→ **Listed entries**:
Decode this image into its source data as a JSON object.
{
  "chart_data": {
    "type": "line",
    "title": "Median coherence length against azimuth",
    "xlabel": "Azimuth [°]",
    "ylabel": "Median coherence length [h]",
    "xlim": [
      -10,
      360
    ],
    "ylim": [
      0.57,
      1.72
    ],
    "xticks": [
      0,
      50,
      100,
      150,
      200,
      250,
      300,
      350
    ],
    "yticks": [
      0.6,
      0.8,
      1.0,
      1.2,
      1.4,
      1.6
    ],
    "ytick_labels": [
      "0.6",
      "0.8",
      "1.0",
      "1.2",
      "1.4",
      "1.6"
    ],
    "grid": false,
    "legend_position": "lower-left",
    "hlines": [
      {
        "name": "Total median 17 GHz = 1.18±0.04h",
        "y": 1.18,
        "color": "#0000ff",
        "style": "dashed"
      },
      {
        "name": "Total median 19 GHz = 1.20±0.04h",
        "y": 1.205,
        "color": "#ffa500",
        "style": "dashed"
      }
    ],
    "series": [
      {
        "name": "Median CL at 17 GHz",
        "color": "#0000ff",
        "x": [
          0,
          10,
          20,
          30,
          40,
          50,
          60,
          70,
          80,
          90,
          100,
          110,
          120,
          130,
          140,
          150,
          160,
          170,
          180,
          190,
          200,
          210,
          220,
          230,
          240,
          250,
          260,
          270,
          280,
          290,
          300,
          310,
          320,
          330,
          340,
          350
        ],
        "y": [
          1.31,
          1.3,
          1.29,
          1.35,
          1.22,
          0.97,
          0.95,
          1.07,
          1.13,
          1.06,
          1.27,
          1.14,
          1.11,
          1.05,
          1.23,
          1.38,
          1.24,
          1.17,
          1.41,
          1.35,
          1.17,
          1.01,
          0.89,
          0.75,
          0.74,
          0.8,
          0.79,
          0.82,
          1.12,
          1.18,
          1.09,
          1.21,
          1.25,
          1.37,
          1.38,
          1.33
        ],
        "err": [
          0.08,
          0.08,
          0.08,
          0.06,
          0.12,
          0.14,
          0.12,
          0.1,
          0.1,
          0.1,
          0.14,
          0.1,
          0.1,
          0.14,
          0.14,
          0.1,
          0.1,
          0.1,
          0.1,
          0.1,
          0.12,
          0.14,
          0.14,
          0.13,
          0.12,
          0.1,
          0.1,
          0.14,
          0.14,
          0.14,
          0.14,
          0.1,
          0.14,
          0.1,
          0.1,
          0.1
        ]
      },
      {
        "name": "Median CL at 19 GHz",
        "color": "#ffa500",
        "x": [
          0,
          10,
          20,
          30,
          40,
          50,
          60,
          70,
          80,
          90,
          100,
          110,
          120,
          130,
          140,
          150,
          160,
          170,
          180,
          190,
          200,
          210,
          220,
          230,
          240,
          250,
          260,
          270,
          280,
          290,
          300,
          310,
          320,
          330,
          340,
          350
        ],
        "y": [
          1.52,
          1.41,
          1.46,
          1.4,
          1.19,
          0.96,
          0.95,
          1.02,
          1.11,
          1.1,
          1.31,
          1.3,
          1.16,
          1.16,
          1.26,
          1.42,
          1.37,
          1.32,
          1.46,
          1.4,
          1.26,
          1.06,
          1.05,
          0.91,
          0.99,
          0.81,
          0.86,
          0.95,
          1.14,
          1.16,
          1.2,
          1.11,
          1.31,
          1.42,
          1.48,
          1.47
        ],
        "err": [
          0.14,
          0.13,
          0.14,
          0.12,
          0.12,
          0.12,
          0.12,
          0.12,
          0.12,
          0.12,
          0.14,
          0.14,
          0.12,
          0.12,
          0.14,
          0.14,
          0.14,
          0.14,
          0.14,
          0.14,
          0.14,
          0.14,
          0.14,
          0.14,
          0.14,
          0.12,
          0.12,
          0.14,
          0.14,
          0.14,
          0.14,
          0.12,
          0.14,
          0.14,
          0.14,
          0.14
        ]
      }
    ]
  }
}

→ **Aim**:
Find and count the lines of the data that include the string "coherence", and report that figure by itself.

→ **Result for this task**:
2